[Dataset entries]
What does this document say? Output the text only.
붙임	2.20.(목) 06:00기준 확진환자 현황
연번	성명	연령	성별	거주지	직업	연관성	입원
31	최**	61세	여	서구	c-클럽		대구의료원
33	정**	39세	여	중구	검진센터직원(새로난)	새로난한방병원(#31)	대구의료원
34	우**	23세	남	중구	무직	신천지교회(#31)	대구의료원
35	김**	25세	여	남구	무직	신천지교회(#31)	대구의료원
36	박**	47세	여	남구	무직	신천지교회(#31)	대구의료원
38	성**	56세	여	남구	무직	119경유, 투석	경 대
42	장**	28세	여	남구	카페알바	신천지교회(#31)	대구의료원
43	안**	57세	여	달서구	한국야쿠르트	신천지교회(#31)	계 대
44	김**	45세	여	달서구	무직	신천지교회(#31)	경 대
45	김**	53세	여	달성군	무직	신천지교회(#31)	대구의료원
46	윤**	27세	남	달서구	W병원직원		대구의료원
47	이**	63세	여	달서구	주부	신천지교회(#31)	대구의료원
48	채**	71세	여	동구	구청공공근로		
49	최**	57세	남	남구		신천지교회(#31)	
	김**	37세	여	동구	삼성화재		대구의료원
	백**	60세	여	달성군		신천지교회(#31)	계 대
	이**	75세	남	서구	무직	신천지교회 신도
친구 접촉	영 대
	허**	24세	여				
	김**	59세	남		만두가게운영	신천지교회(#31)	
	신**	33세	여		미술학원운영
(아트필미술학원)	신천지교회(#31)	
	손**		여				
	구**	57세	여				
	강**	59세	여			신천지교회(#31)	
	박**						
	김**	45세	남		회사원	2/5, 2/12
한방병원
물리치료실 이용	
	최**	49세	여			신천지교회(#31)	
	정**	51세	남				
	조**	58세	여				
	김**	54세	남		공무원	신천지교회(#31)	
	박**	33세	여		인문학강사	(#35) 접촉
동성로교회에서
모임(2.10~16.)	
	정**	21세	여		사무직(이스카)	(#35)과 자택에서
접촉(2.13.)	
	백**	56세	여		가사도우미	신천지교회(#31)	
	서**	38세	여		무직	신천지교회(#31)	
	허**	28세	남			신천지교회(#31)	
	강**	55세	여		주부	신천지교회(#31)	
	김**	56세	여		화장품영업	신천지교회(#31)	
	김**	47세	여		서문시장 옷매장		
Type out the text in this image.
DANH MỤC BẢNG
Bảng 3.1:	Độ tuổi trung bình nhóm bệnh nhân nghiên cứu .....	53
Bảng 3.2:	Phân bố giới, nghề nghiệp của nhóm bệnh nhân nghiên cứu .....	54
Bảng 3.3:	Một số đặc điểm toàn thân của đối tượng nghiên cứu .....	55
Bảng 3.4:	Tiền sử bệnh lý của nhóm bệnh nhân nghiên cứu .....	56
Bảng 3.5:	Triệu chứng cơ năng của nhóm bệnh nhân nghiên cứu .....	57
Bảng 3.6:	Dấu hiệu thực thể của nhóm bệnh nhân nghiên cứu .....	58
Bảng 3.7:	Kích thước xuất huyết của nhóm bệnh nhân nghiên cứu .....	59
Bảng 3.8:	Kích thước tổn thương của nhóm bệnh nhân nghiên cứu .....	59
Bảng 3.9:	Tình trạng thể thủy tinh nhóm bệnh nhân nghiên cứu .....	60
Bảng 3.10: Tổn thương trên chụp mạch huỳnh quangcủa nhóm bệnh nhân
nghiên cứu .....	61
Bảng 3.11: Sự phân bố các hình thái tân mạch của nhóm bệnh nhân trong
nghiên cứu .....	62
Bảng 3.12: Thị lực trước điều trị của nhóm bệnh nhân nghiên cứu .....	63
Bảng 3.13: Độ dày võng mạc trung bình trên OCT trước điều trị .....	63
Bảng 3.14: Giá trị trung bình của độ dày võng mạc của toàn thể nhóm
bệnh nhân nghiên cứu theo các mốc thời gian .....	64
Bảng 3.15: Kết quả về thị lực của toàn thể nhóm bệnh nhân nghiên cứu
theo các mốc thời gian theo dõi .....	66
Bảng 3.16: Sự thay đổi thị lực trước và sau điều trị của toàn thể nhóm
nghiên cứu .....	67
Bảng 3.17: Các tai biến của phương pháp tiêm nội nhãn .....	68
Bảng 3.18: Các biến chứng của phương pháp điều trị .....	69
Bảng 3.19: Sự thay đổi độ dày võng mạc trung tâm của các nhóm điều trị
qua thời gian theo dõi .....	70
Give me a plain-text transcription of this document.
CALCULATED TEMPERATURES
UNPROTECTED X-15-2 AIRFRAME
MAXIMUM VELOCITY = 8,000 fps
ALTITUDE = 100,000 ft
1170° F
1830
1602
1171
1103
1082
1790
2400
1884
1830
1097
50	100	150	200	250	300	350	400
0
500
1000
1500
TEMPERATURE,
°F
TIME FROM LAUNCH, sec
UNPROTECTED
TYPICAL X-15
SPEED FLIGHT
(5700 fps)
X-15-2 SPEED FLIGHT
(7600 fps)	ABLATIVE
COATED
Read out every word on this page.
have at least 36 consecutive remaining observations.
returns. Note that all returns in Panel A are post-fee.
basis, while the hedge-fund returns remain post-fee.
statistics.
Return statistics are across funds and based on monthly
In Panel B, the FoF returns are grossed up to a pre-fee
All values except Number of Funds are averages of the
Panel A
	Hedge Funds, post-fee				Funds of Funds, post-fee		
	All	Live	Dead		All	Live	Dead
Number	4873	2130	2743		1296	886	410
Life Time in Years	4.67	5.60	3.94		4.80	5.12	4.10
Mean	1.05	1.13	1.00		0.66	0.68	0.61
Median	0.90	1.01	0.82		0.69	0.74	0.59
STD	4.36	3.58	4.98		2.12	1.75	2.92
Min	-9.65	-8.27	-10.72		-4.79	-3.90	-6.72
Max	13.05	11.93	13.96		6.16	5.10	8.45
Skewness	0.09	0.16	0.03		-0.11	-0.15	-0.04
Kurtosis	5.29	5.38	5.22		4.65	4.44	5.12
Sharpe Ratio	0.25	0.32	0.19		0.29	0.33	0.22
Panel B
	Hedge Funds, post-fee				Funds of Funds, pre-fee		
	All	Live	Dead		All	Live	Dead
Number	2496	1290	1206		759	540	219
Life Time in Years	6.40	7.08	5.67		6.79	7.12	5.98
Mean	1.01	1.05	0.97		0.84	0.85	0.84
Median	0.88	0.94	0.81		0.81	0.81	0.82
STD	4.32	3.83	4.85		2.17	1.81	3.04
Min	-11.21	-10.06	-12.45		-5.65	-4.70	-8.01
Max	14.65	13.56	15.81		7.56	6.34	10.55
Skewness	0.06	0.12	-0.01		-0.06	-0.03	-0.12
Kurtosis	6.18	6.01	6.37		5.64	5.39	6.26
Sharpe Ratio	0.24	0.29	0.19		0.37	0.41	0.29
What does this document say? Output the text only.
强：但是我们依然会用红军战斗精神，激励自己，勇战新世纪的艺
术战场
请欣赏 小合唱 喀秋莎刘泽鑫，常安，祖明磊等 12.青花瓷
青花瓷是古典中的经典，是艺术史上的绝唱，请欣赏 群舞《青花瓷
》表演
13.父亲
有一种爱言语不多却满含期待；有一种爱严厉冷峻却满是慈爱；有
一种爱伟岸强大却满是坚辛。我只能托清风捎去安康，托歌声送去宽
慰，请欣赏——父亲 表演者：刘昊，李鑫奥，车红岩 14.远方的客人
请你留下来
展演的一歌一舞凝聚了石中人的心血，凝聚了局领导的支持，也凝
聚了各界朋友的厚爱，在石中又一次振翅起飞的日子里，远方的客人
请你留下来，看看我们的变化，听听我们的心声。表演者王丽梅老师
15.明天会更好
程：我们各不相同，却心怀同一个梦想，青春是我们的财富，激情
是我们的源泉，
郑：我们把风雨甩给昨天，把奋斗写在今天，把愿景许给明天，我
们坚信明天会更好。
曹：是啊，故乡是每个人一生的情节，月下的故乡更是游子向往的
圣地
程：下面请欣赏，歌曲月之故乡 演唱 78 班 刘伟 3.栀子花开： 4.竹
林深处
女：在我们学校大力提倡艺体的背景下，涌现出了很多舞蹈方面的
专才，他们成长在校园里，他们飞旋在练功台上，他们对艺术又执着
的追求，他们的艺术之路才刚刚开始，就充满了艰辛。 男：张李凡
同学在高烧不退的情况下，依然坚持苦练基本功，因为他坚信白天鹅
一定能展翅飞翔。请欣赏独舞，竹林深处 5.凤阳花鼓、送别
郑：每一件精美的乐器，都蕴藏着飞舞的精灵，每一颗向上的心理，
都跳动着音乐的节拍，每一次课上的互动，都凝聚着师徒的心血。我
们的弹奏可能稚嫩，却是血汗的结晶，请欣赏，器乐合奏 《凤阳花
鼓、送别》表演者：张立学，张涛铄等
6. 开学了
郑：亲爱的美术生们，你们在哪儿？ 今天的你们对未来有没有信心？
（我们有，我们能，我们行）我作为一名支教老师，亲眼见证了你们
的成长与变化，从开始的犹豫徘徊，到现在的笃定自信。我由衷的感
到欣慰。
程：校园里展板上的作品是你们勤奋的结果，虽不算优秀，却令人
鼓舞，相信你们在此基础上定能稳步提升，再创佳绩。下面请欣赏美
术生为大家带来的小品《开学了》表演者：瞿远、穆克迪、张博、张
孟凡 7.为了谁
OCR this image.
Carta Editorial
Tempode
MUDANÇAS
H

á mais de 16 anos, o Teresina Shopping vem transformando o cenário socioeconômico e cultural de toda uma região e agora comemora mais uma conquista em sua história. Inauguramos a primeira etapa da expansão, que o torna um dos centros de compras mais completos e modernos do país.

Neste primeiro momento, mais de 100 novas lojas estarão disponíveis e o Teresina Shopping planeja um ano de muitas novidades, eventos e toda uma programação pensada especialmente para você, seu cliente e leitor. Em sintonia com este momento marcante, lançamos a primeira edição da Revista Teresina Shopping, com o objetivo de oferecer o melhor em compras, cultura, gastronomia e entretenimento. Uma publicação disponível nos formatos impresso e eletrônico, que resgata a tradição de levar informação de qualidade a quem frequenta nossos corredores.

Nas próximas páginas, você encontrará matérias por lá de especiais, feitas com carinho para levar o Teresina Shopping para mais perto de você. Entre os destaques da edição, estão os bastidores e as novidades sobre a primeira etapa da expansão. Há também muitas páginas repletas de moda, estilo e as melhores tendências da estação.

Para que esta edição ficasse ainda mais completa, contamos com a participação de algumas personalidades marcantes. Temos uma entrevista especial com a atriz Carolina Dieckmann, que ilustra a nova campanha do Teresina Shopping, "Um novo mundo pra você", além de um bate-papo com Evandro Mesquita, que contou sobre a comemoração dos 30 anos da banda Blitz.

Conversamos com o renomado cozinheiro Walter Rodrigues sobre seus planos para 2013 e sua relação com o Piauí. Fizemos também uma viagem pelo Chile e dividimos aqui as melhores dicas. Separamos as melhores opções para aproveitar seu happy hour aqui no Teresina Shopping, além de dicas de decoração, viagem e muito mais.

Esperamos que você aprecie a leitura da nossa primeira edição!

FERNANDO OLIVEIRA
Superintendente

__WHAT THE EXERCISE ASKS__.
Every line holding "UNPROTECTED" should be copied out.

__SOLUTION FOR THIS EXERCISE__.
UNPROTECTED X-15-2 AIRFRAME
UNPROTECTED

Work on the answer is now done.